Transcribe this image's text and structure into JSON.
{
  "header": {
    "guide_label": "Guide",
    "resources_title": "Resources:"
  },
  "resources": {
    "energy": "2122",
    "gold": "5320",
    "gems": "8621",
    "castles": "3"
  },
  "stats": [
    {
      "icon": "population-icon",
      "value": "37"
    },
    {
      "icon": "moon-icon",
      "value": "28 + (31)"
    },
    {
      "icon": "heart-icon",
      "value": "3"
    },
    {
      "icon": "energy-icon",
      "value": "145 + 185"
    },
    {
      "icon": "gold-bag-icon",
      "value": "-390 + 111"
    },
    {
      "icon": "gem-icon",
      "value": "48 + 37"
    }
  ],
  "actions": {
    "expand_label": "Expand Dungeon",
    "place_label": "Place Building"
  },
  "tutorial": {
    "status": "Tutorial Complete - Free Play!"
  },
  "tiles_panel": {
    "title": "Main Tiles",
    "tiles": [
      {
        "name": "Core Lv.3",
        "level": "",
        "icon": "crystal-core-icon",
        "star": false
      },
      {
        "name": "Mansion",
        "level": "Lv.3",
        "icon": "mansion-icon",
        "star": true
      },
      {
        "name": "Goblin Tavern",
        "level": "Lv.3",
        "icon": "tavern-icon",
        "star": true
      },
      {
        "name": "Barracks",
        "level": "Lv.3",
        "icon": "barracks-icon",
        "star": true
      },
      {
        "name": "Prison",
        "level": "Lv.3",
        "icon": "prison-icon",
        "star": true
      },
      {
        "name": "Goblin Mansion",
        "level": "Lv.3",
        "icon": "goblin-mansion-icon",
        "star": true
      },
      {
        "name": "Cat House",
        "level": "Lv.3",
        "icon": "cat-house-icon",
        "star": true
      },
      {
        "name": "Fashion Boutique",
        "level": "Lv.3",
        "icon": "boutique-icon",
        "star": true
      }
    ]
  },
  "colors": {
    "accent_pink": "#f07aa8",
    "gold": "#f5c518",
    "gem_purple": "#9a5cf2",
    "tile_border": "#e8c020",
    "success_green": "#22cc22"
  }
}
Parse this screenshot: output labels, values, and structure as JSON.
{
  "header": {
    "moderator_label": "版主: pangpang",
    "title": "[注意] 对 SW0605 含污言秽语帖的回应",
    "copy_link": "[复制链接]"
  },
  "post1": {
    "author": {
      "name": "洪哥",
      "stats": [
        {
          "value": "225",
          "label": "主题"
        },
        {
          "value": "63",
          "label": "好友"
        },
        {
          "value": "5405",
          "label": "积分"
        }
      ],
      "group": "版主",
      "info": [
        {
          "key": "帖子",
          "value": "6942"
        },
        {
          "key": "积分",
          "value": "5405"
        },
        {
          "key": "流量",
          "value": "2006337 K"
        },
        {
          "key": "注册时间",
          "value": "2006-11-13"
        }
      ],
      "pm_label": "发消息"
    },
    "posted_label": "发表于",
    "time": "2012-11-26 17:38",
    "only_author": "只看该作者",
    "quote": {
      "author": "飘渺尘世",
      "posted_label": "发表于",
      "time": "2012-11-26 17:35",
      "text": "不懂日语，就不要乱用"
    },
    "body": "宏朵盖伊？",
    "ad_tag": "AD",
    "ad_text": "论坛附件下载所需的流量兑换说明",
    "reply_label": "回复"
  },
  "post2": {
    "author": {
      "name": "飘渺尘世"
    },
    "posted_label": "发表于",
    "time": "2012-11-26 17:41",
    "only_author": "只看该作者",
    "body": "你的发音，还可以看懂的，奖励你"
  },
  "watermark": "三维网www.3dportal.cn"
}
+-------+
**What is needed**.
Write out every line of the listing that holds the word "this".

**The reply**.
Transcribe this image's text and structure into JSON.
Parse this screenshot: output labels, values, and structure as JSON.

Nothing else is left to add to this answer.